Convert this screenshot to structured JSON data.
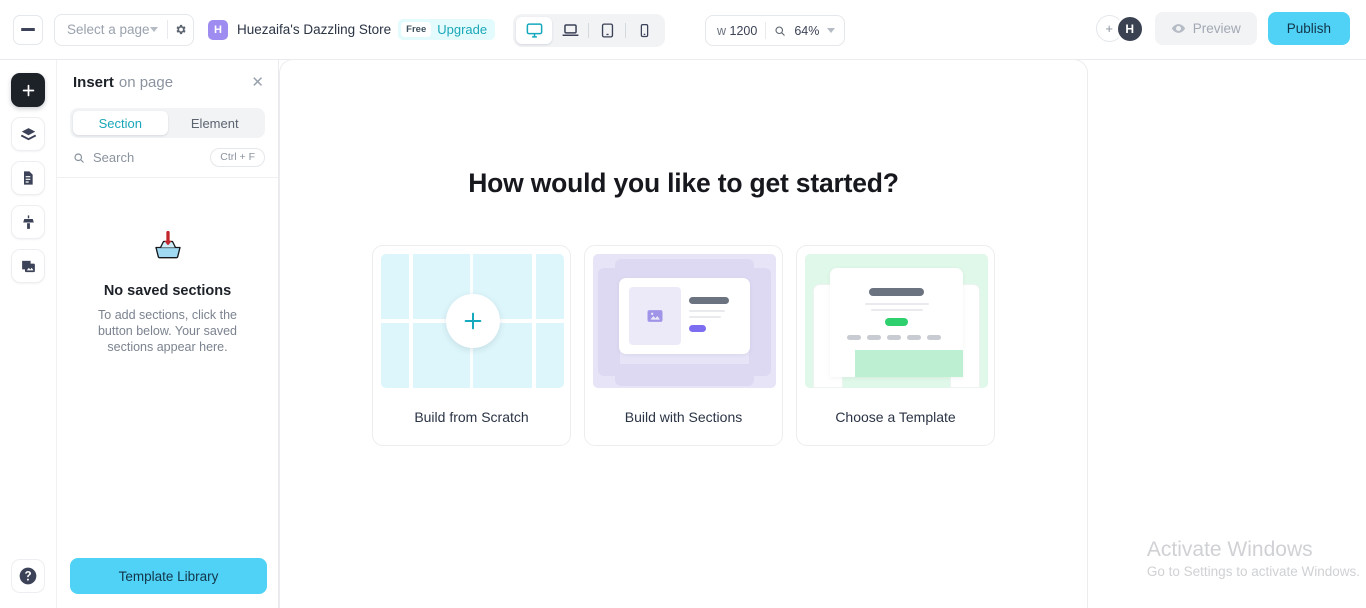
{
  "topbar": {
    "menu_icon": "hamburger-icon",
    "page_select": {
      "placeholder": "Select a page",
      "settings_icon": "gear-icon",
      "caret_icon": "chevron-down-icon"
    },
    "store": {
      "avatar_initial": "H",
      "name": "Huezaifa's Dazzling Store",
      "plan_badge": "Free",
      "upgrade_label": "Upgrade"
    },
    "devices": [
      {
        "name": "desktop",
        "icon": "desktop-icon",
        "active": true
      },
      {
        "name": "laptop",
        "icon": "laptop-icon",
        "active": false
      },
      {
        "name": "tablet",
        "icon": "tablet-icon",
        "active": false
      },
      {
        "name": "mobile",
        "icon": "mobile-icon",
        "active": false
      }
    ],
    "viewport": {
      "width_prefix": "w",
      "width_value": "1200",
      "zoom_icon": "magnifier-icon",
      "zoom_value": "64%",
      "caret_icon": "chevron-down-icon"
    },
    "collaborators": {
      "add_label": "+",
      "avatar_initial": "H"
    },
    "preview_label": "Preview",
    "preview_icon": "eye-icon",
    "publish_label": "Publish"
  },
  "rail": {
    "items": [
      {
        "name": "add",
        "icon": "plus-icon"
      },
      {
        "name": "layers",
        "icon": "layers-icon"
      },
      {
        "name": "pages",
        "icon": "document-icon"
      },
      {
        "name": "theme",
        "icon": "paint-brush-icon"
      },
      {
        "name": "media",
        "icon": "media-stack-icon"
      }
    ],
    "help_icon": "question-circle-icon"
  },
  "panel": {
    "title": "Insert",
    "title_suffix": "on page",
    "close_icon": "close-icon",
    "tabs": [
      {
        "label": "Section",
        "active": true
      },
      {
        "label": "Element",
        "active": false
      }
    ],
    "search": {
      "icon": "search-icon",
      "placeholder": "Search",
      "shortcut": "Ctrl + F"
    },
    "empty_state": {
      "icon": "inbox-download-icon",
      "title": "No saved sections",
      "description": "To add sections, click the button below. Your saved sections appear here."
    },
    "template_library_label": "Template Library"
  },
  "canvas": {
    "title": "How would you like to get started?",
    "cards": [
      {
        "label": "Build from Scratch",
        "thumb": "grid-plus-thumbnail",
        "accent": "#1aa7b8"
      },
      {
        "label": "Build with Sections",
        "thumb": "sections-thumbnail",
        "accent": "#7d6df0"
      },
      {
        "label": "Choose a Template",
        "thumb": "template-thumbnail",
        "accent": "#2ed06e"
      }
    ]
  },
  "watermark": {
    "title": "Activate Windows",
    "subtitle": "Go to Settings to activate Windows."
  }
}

--

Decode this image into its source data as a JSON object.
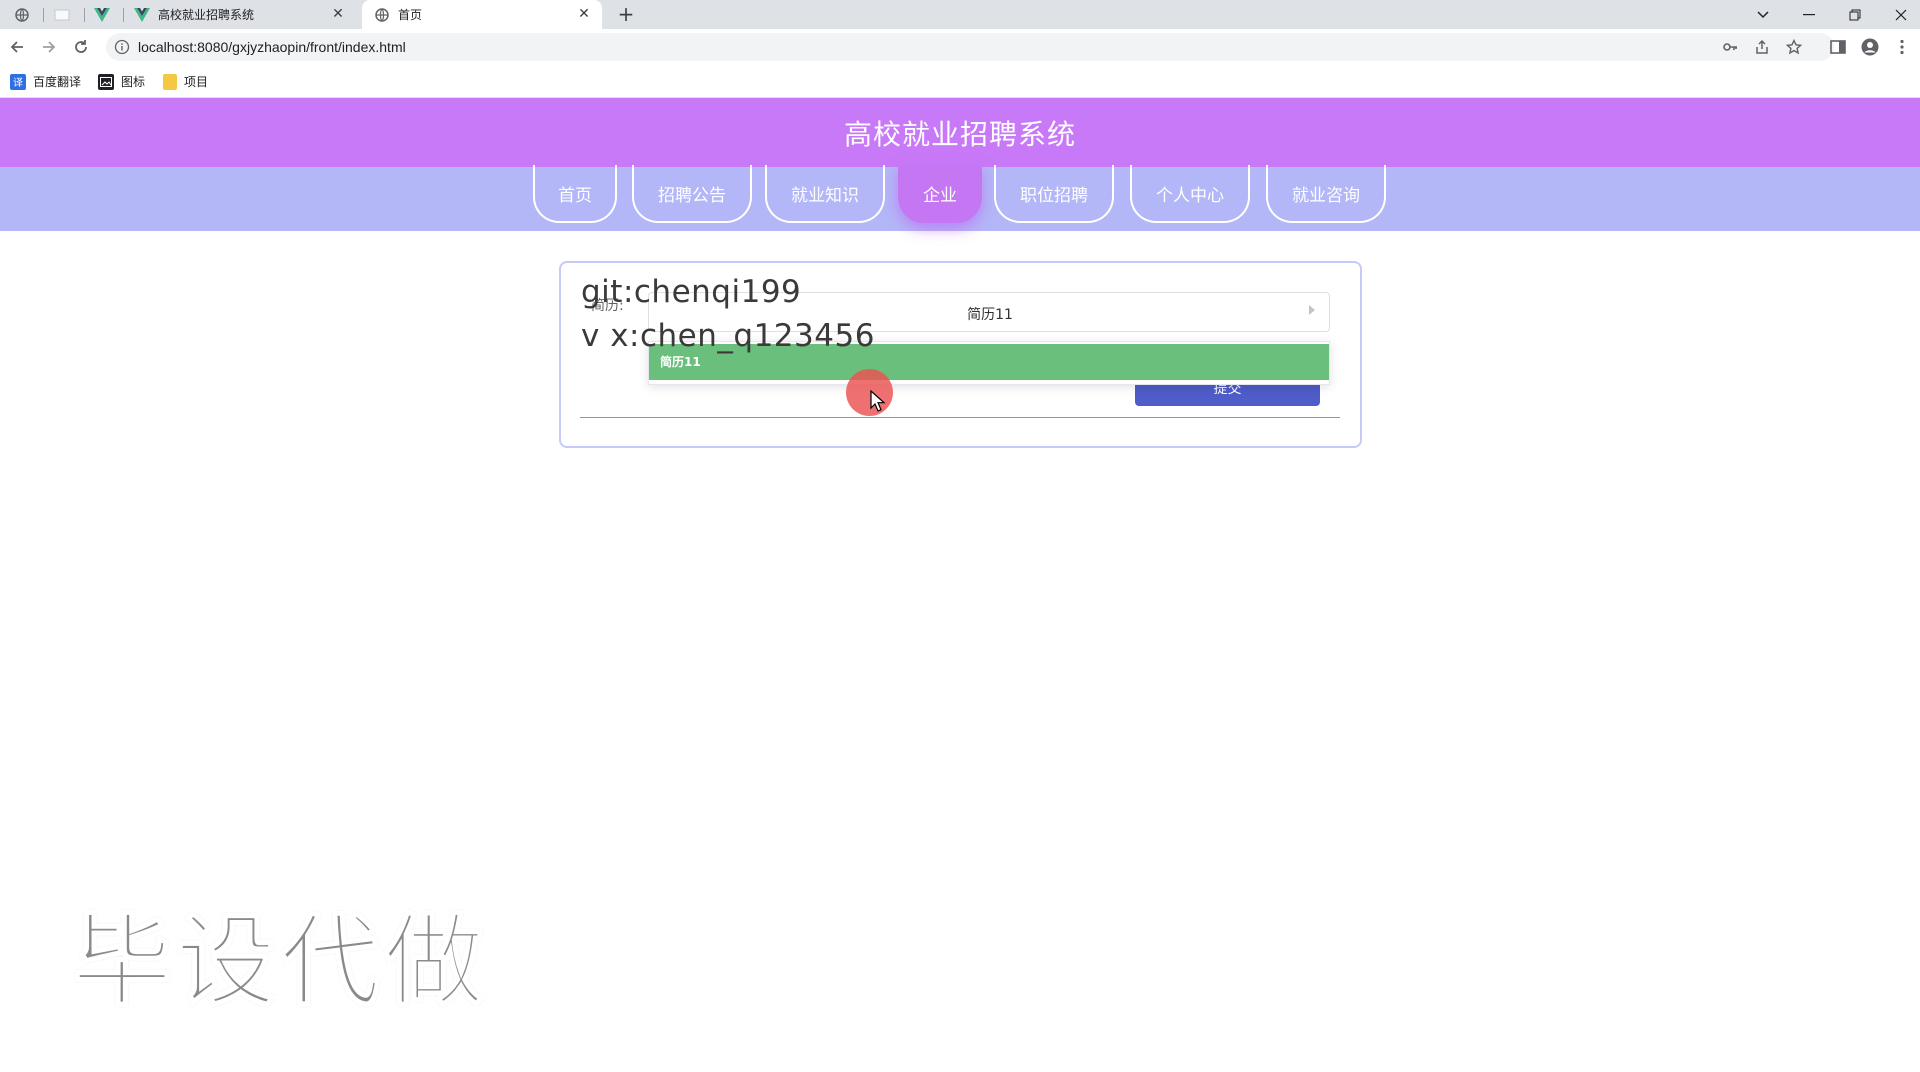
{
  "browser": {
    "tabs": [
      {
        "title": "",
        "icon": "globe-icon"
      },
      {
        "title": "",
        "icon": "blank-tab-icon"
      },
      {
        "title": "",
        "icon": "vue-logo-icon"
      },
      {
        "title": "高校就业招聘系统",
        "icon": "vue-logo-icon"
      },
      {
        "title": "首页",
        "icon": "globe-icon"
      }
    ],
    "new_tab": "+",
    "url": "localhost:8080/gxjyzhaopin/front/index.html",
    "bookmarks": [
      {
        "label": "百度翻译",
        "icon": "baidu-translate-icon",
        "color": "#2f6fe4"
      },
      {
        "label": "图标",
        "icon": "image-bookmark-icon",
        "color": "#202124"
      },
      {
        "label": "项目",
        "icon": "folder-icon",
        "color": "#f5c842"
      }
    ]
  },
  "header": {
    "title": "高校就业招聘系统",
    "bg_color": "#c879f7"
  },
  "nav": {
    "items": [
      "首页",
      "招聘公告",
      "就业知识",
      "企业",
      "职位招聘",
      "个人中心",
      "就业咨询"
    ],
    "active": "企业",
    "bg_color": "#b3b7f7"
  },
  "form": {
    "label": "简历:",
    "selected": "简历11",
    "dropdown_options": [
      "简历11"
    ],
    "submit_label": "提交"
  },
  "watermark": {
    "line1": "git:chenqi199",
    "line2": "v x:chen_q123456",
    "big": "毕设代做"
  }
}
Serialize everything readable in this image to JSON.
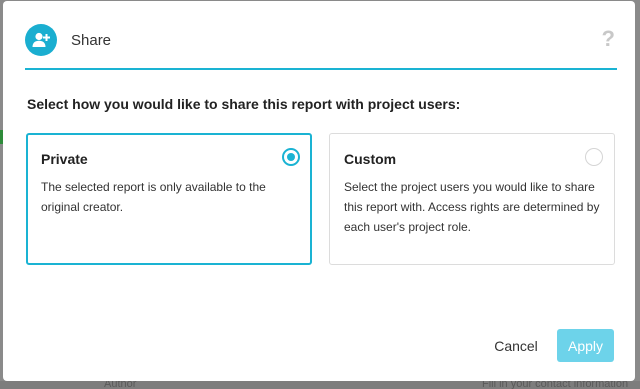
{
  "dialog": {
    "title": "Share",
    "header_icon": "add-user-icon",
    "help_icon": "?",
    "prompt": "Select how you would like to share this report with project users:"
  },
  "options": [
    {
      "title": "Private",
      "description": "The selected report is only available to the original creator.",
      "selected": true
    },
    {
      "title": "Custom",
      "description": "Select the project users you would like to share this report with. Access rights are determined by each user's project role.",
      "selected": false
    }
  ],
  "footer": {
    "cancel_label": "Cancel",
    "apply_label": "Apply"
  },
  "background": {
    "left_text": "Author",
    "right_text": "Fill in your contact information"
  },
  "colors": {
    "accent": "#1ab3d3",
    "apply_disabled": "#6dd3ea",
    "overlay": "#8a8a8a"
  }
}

**Problem description:**
Lines containing the word "data" must all be returned from the material above.

**In response:**
Convert this screenshot to structured JSON data.
Decode this image into its source data as a JSON object.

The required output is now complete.